[BEGIN The records]

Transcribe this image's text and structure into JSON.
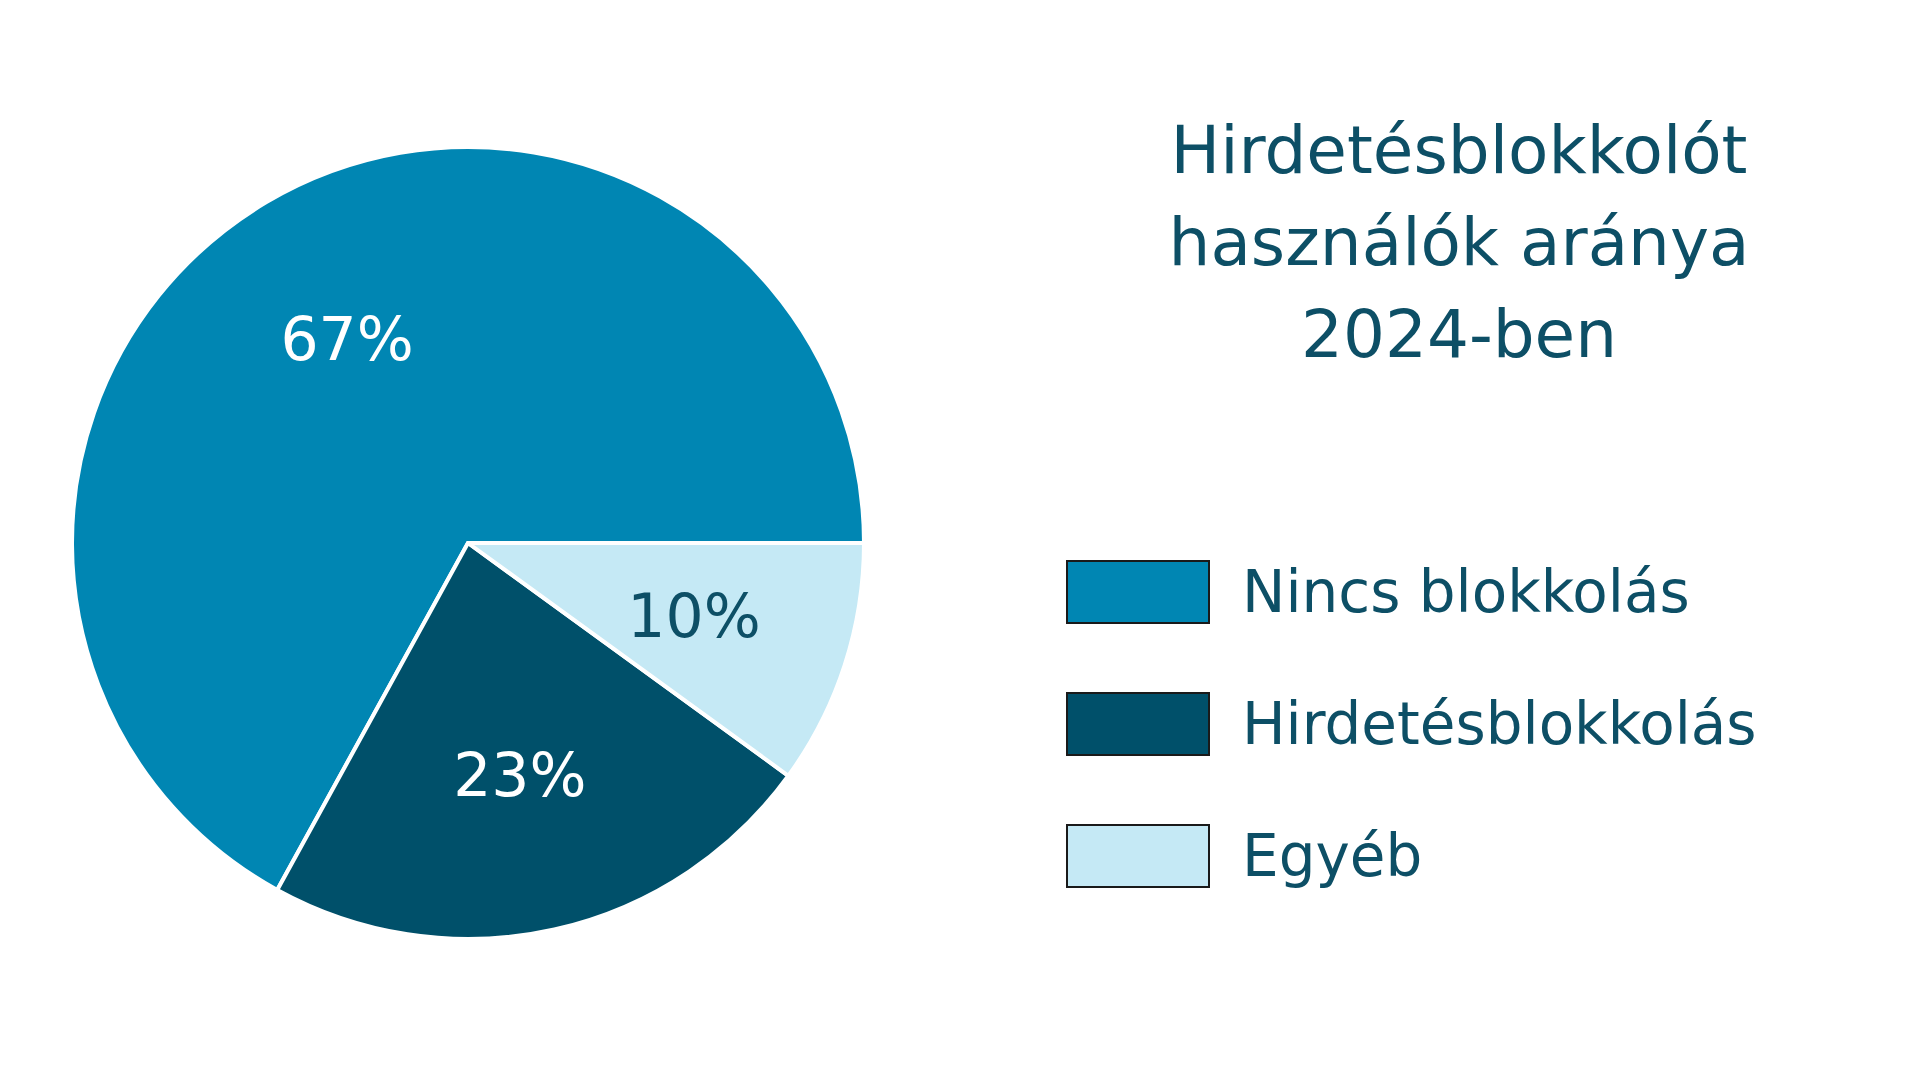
{
  "chart_data": {
    "type": "pie",
    "title": "Hirdetésblokkolót használók aránya 2024-ben",
    "categories": [
      "Nincs blokkolás",
      "Hirdetésblokkolás",
      "Egyéb"
    ],
    "values": [
      67,
      23,
      10
    ],
    "colors": [
      "#0086b3",
      "#00506a",
      "#c5e9f5"
    ],
    "value_labels": [
      "67%",
      "23%",
      "10%"
    ],
    "legend": "right"
  }
}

[END The records]

- **Required task**
Go back to the records above and write them out exactly, without the pictures.

- **Result of this task**
Transcribe this image's text and structure into JSON.
{
  "chart_data": {
    "type": "pie",
    "title": "Hirdetésblokkolót használók aránya 2024-ben",
    "categories": [
      "Nincs blokkolás",
      "Hirdetésblokkolás",
      "Egyéb"
    ],
    "values": [
      67,
      23,
      10
    ],
    "colors": [
      "#0086b3",
      "#00506a",
      "#c5e9f5"
    ],
    "value_labels": [
      "67%",
      "23%",
      "10%"
    ],
    "legend": "right"
  }
}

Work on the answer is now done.